● Provided data
-- begin --
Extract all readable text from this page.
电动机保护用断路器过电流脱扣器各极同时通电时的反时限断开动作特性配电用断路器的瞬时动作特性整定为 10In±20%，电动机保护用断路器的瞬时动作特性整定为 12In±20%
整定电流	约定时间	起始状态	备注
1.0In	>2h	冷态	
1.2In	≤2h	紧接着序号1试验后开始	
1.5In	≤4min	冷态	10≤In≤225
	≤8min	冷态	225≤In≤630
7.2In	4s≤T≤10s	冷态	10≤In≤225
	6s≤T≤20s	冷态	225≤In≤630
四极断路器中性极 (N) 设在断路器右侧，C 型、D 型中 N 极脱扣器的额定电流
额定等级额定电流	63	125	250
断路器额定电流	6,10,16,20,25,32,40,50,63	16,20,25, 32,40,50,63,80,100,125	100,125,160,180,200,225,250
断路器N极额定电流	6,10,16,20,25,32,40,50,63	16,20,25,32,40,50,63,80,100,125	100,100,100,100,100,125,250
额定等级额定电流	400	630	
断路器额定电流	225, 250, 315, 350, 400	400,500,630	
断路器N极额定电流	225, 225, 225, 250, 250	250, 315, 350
-- end --
-- begin --
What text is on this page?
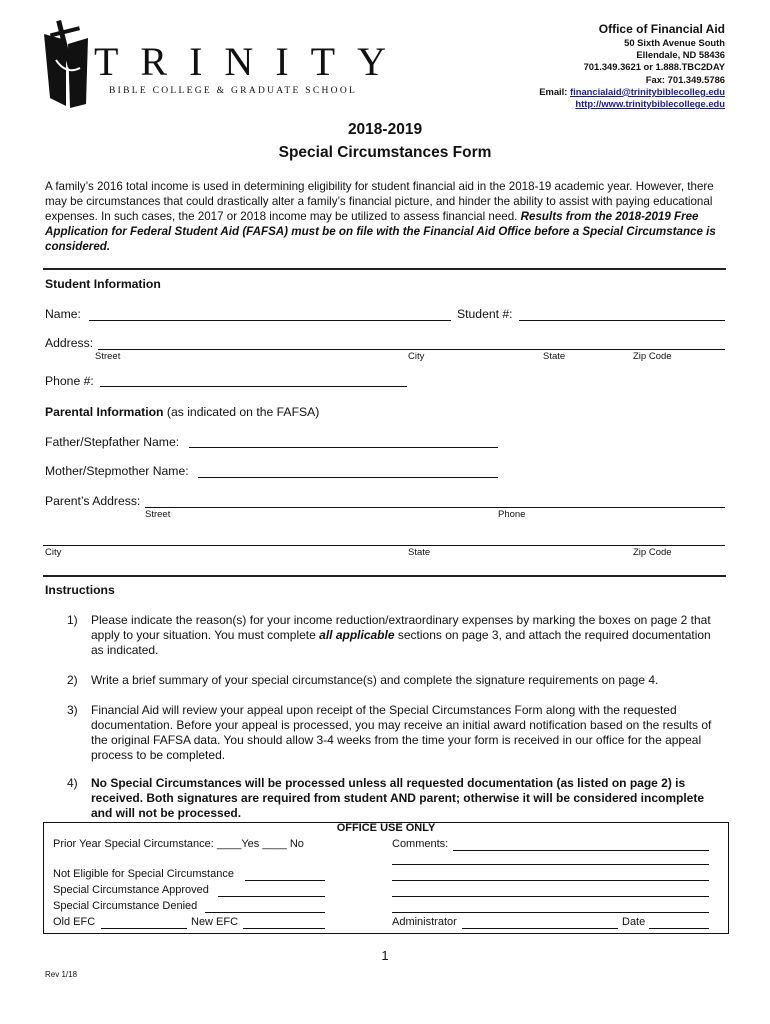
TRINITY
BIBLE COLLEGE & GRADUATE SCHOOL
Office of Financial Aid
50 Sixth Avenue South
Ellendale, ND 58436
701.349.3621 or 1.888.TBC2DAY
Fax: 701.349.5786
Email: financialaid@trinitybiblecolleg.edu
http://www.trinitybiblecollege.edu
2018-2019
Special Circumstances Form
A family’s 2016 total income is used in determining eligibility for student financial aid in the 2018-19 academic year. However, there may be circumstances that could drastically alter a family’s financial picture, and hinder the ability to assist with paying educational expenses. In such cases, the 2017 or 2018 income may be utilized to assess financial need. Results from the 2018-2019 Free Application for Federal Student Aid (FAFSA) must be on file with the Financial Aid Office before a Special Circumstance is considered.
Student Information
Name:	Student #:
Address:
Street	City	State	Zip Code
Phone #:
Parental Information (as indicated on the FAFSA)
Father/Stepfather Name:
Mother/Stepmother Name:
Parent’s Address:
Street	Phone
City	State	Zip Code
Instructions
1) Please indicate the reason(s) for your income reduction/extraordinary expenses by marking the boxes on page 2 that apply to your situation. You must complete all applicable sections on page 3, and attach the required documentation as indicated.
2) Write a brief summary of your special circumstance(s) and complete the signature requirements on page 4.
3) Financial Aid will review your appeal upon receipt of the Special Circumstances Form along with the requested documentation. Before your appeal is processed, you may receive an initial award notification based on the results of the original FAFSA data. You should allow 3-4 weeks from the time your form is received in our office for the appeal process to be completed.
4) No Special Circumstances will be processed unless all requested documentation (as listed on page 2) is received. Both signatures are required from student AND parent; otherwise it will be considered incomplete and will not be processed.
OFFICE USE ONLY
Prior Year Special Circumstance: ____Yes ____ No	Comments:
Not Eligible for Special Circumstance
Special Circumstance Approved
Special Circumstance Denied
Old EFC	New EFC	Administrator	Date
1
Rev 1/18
-- end --
-- begin --
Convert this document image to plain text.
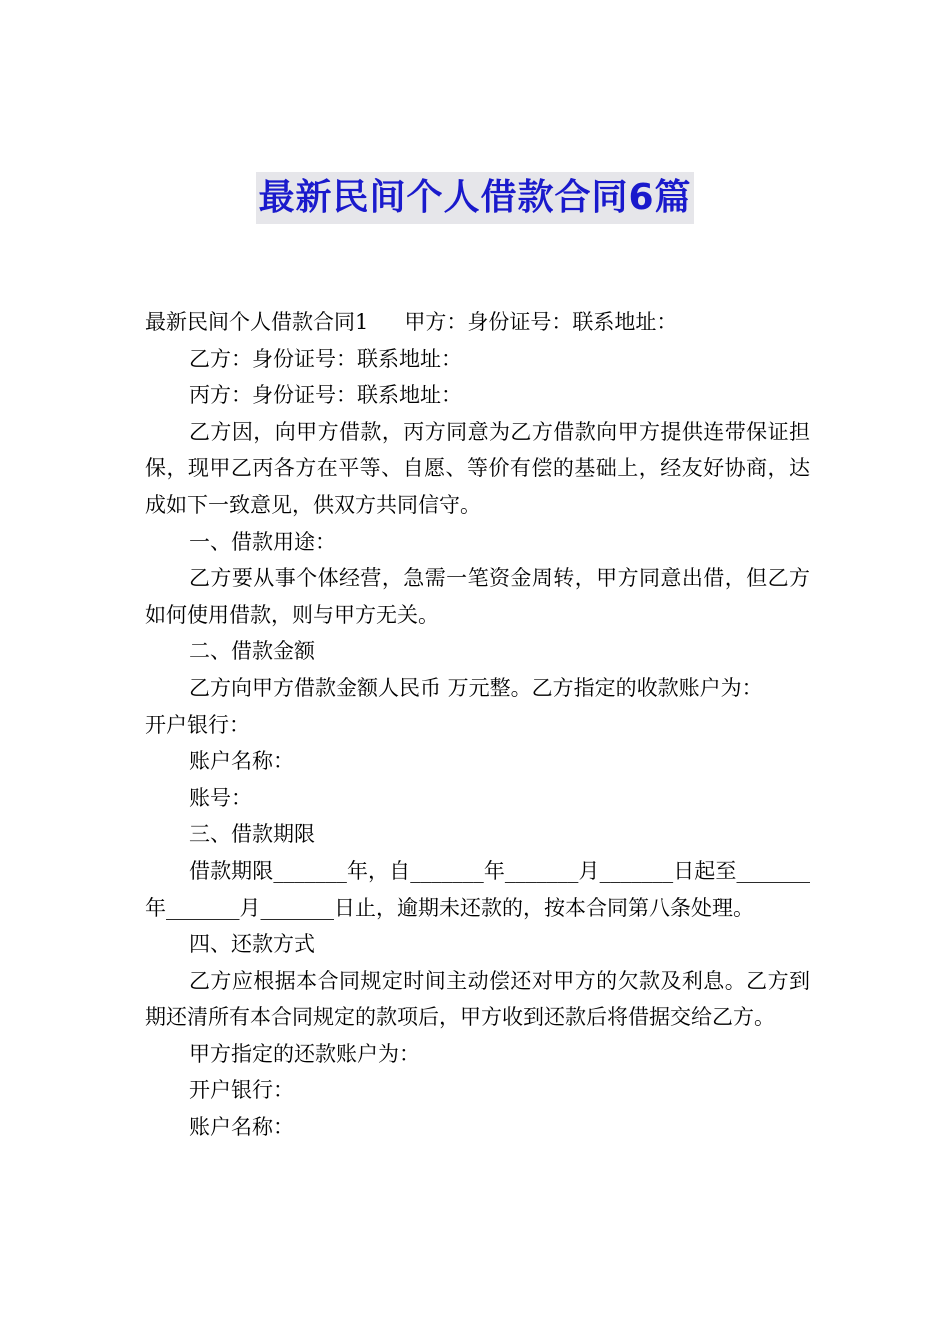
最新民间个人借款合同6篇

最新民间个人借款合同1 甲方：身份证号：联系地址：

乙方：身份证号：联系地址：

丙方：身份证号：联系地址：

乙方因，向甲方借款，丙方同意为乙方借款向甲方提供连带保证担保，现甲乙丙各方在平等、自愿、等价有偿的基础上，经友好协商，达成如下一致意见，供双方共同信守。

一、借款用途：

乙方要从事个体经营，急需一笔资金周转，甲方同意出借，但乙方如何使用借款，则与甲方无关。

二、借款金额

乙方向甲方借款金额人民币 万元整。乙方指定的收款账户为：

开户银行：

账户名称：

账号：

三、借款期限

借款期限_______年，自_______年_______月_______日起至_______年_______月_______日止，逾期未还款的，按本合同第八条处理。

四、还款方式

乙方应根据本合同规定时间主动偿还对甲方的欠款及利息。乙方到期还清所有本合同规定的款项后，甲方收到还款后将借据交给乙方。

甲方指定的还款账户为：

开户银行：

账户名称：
-- end --
● Directions for this task
List all lines holding the string "documentation".

● Completed exercise
1) Please indicate the reason(s) for your income reduction/extraordinary expenses by marking the boxes on page 2 that apply to your situation. You must complete all applicable sections on page 3, and attach the required documentation as indicated.
3) Financial Aid will review your appeal upon receipt of the Special Circumstances Form along with the requested documentation. Before your appeal is processed, you may receive an initial award notification based on the results of the original FAFSA data. You should allow 3-4 weeks from the time your form is received in our office for the appeal process to be completed.
4) No Special Circumstances will be processed unless all requested documentation (as listed on page 2) is received. Both signatures are required from student AND parent; otherwise it will be considered incomplete and will not be processed.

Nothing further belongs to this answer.